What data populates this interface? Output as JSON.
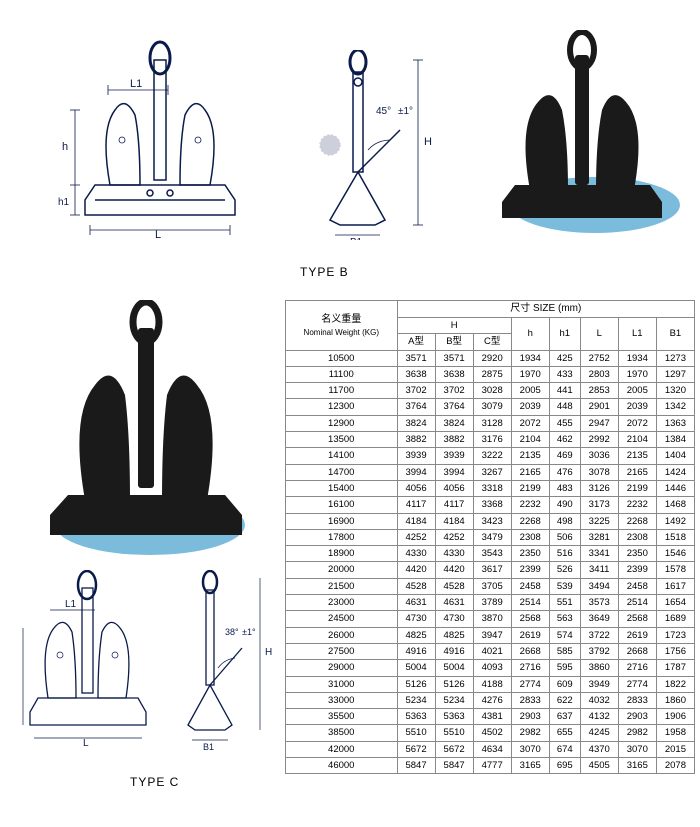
{
  "labels": {
    "type_b": "TYPE B",
    "type_c": "TYPE C",
    "dim_L": "L",
    "dim_L1": "L1",
    "dim_H": "H",
    "dim_h": "h",
    "dim_h1": "h1",
    "dim_B1": "B1",
    "angle_b_text": "45°±1°",
    "angle_c_text": "38°±1°"
  },
  "table": {
    "header": {
      "nominal_cn": "名义重量",
      "nominal_en": "Nominal Weight (KG)",
      "size_cn": "尺寸",
      "size_en": "SIZE (mm)",
      "H": "H",
      "sub": [
        "A型",
        "B型",
        "C型",
        "h",
        "h1",
        "L",
        "L1",
        "B1"
      ]
    },
    "columns": [
      "weight",
      "A",
      "B",
      "C",
      "h",
      "h1",
      "L",
      "L1",
      "B1"
    ],
    "rows": [
      [
        10500,
        3571,
        3571,
        2920,
        1934,
        425,
        2752,
        1934,
        1273
      ],
      [
        11100,
        3638,
        3638,
        2875,
        1970,
        433,
        2803,
        1970,
        1297
      ],
      [
        11700,
        3702,
        3702,
        3028,
        2005,
        441,
        2853,
        2005,
        1320
      ],
      [
        12300,
        3764,
        3764,
        3079,
        2039,
        448,
        2901,
        2039,
        1342
      ],
      [
        12900,
        3824,
        3824,
        3128,
        2072,
        455,
        2947,
        2072,
        1363
      ],
      [
        13500,
        3882,
        3882,
        3176,
        2104,
        462,
        2992,
        2104,
        1384
      ],
      [
        14100,
        3939,
        3939,
        3222,
        2135,
        469,
        3036,
        2135,
        1404
      ],
      [
        14700,
        3994,
        3994,
        3267,
        2165,
        476,
        3078,
        2165,
        1424
      ],
      [
        15400,
        4056,
        4056,
        3318,
        2199,
        483,
        3126,
        2199,
        1446
      ],
      [
        16100,
        4117,
        4117,
        3368,
        2232,
        490,
        3173,
        2232,
        1468
      ],
      [
        16900,
        4184,
        4184,
        3423,
        2268,
        498,
        3225,
        2268,
        1492
      ],
      [
        17800,
        4252,
        4252,
        3479,
        2308,
        506,
        3281,
        2308,
        1518
      ],
      [
        18900,
        4330,
        4330,
        3543,
        2350,
        516,
        3341,
        2350,
        1546
      ],
      [
        20000,
        4420,
        4420,
        3617,
        2399,
        526,
        3411,
        2399,
        1578
      ],
      [
        21500,
        4528,
        4528,
        3705,
        2458,
        539,
        3494,
        2458,
        1617
      ],
      [
        23000,
        4631,
        4631,
        3789,
        2514,
        551,
        3573,
        2514,
        1654
      ],
      [
        24500,
        4730,
        4730,
        3870,
        2568,
        563,
        3649,
        2568,
        1689
      ],
      [
        26000,
        4825,
        4825,
        3947,
        2619,
        574,
        3722,
        2619,
        1723
      ],
      [
        27500,
        4916,
        4916,
        4021,
        2668,
        585,
        3792,
        2668,
        1756
      ],
      [
        29000,
        5004,
        5004,
        4093,
        2716,
        595,
        3860,
        2716,
        1787
      ],
      [
        31000,
        5126,
        5126,
        4188,
        2774,
        609,
        3949,
        2774,
        1822
      ],
      [
        33000,
        5234,
        5234,
        4276,
        2833,
        622,
        4032,
        2833,
        1860
      ],
      [
        35500,
        5363,
        5363,
        4381,
        2903,
        637,
        4132,
        2903,
        1906
      ],
      [
        38500,
        5510,
        5510,
        4502,
        2982,
        655,
        4245,
        2982,
        1958
      ],
      [
        42000,
        5672,
        5672,
        4634,
        3070,
        674,
        4370,
        3070,
        2015
      ],
      [
        46000,
        5847,
        5847,
        4777,
        3165,
        695,
        4505,
        3165,
        2078
      ]
    ],
    "style": {
      "border_color": "#888888",
      "header_bg": "#ffffff",
      "font_size": 9.5,
      "text_color": "#000000"
    }
  },
  "colors": {
    "line_drawing": "#0a1a4a",
    "photo_silhouette": "#1a1a1a",
    "shadow_ellipse": "#6db5d8",
    "background": "#ffffff"
  }
}
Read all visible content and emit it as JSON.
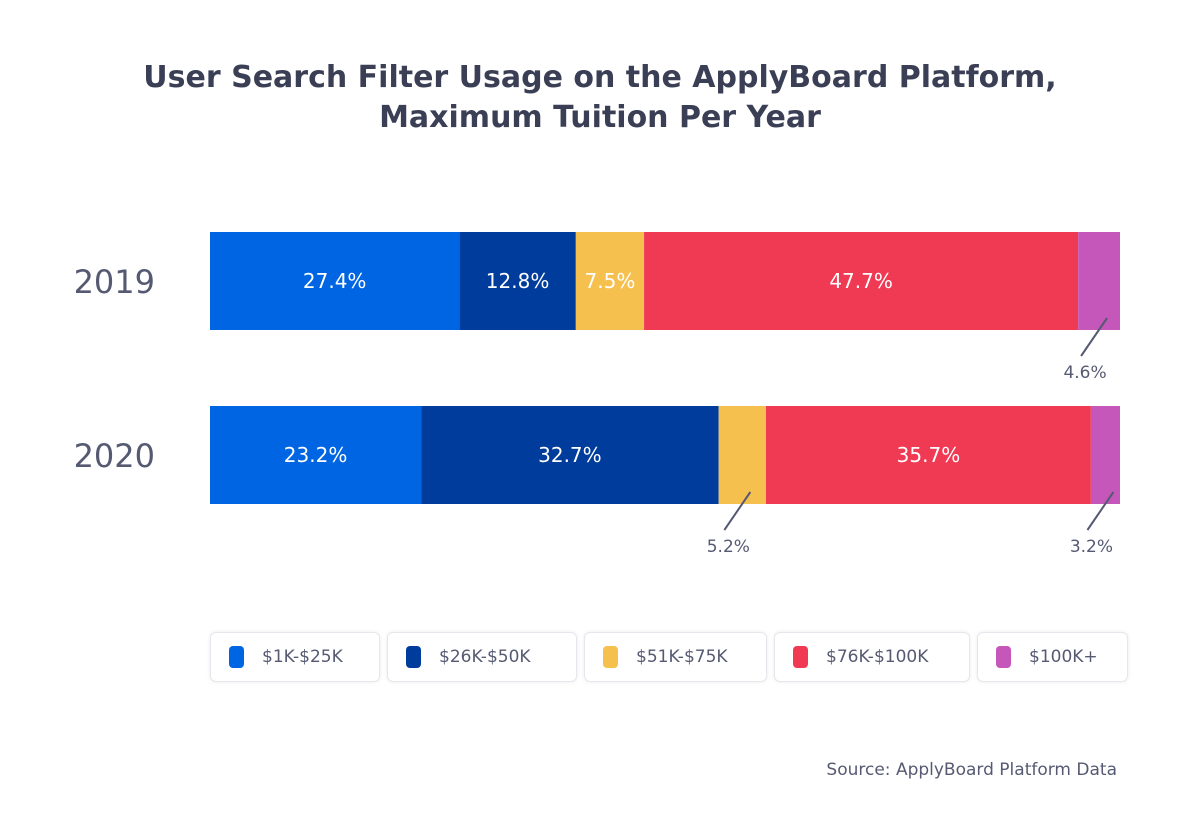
{
  "chart_data": {
    "type": "bar",
    "orientation": "horizontal",
    "stacked": true,
    "title": "User Search Filter Usage on the ApplyBoard Platform, Maximum Tuition Per Year",
    "title_lines": [
      "User Search Filter Usage on the ApplyBoard Platform,",
      "Maximum Tuition Per Year"
    ],
    "categories": [
      "2019",
      "2020"
    ],
    "series": [
      {
        "name": "$1K-$25K",
        "color": "#0065e3",
        "values": [
          27.4,
          23.2
        ],
        "labels": [
          "27.4%",
          "23.2%"
        ]
      },
      {
        "name": "$26K-$50K",
        "color": "#003c9b",
        "values": [
          12.8,
          32.7
        ],
        "labels": [
          "12.8%",
          "32.7%"
        ]
      },
      {
        "name": "$51K-$75K",
        "color": "#f6c04f",
        "values": [
          7.5,
          5.2
        ],
        "labels": [
          "7.5%",
          "5.2%"
        ]
      },
      {
        "name": "$76K-$100K",
        "color": "#f03a53",
        "values": [
          47.7,
          35.7
        ],
        "labels": [
          "47.7%",
          "35.7%"
        ]
      },
      {
        "name": "$100K+",
        "color": "#c457b9",
        "values": [
          4.6,
          3.2
        ],
        "labels": [
          "4.6%",
          "3.2%"
        ]
      }
    ],
    "xlim": [
      0,
      100
    ],
    "grid": false,
    "legend_placement": "bottom",
    "source": "Source: ApplyBoard Platform Data"
  }
}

■ ■ ■ ■

What the task requires
Reproduce the material above in full and without alteration, but skip all pictures.

Exercise output
What data populates this interface? Output as JSON.
{
  "labels": {
    "type_b": "TYPE B",
    "type_c": "TYPE C",
    "dim_L": "L",
    "dim_L1": "L1",
    "dim_H": "H",
    "dim_h": "h",
    "dim_h1": "h1",
    "dim_B1": "B1",
    "angle_b_text": "45°±1°",
    "angle_c_text": "38°±1°"
  },
  "table": {
    "header": {
      "nominal_cn": "名义重量",
      "nominal_en": "Nominal Weight (KG)",
      "size_cn": "尺寸",
      "size_en": "SIZE (mm)",
      "H": "H",
      "sub": [
        "A型",
        "B型",
        "C型",
        "h",
        "h1",
        "L",
        "L1",
        "B1"
      ]
    },
    "columns": [
      "weight",
      "A",
      "B",
      "C",
      "h",
      "h1",
      "L",
      "L1",
      "B1"
    ],
    "rows": [
      [
        10500,
        3571,
        3571,
        2920,
        1934,
        425,
        2752,
        1934,
        1273
      ],
      [
        11100,
        3638,
        3638,
        2875,
        1970,
        433,
        2803,
        1970,
        1297
      ],
      [
        11700,
        3702,
        3702,
        3028,
        2005,
        441,
        2853,
        2005,
        1320
      ],
      [
        12300,
        3764,
        3764,
        3079,
        2039,
        448,
        2901,
        2039,
        1342
      ],
      [
        12900,
        3824,
        3824,
        3128,
        2072,
        455,
        2947,
        2072,
        1363
      ],
      [
        13500,
        3882,
        3882,
        3176,
        2104,
        462,
        2992,
        2104,
        1384
      ],
      [
        14100,
        3939,
        3939,
        3222,
        2135,
        469,
        3036,
        2135,
        1404
      ],
      [
        14700,
        3994,
        3994,
        3267,
        2165,
        476,
        3078,
        2165,
        1424
      ],
      [
        15400,
        4056,
        4056,
        3318,
        2199,
        483,
        3126,
        2199,
        1446
      ],
      [
        16100,
        4117,
        4117,
        3368,
        2232,
        490,
        3173,
        2232,
        1468
      ],
      [
        16900,
        4184,
        4184,
        3423,
        2268,
        498,
        3225,
        2268,
        1492
      ],
      [
        17800,
        4252,
        4252,
        3479,
        2308,
        506,
        3281,
        2308,
        1518
      ],
      [
        18900,
        4330,
        4330,
        3543,
        2350,
        516,
        3341,
        2350,
        1546
      ],
      [
        20000,
        4420,
        4420,
        3617,
        2399,
        526,
        3411,
        2399,
        1578
      ],
      [
        21500,
        4528,
        4528,
        3705,
        2458,
        539,
        3494,
        2458,
        1617
      ],
      [
        23000,
        4631,
        4631,
        3789,
        2514,
        551,
        3573,
        2514,
        1654
      ],
      [
        24500,
        4730,
        4730,
        3870,
        2568,
        563,
        3649,
        2568,
        1689
      ],
      [
        26000,
        4825,
        4825,
        3947,
        2619,
        574,
        3722,
        2619,
        1723
      ],
      [
        27500,
        4916,
        4916,
        4021,
        2668,
        585,
        3792,
        2668,
        1756
      ],
      [
        29000,
        5004,
        5004,
        4093,
        2716,
        595,
        3860,
        2716,
        1787
      ],
      [
        31000,
        5126,
        5126,
        4188,
        2774,
        609,
        3949,
        2774,
        1822
      ],
      [
        33000,
        5234,
        5234,
        4276,
        2833,
        622,
        4032,
        2833,
        1860
      ],
      [
        35500,
        5363,
        5363,
        4381,
        2903,
        637,
        4132,
        2903,
        1906
      ],
      [
        38500,
        5510,
        5510,
        4502,
        2982,
        655,
        4245,
        2982,
        1958
      ],
      [
        42000,
        5672,
        5672,
        4634,
        3070,
        674,
        4370,
        3070,
        2015
      ],
      [
        46000,
        5847,
        5847,
        4777,
        3165,
        695,
        4505,
        3165,
        2078
      ]
    ],
    "style": {
      "border_color": "#888888",
      "header_bg": "#ffffff",
      "font_size": 9.5,
      "text_color": "#000000"
    }
  },
  "colors": {
    "line_drawing": "#0a1a4a",
    "photo_silhouette": "#1a1a1a",
    "shadow_ellipse": "#6db5d8",
    "background": "#ffffff"
  }
}
Read all visible content and emit it as JSON.
{
  "chart_data": {
    "type": "bar",
    "orientation": "horizontal",
    "stacked": true,
    "title": "User Search Filter Usage on the ApplyBoard Platform, Maximum Tuition Per Year",
    "title_lines": [
      "User Search Filter Usage on the ApplyBoard Platform,",
      "Maximum Tuition Per Year"
    ],
    "categories": [
      "2019",
      "2020"
    ],
    "series": [
      {
        "name": "$1K-$25K",
        "color": "#0065e3",
        "values": [
          27.4,
          23.2
        ],
        "labels": [
          "27.4%",
          "23.2%"
        ]
      },
      {
        "name": "$26K-$50K",
        "color": "#003c9b",
        "values": [
          12.8,
          32.7
        ],
        "labels": [
          "12.8%",
          "32.7%"
        ]
      },
      {
        "name": "$51K-$75K",
        "color": "#f6c04f",
        "values": [
          7.5,
          5.2
        ],
        "labels": [
          "7.5%",
          "5.2%"
        ]
      },
      {
        "name": "$76K-$100K",
        "color": "#f03a53",
        "values": [
          47.7,
          35.7
        ],
        "labels": [
          "47.7%",
          "35.7%"
        ]
      },
      {
        "name": "$100K+",
        "color": "#c457b9",
        "values": [
          4.6,
          3.2
        ],
        "labels": [
          "4.6%",
          "3.2%"
        ]
      }
    ],
    "xlim": [
      0,
      100
    ],
    "grid": false,
    "legend_placement": "bottom",
    "source": "Source: ApplyBoard Platform Data"
  }
}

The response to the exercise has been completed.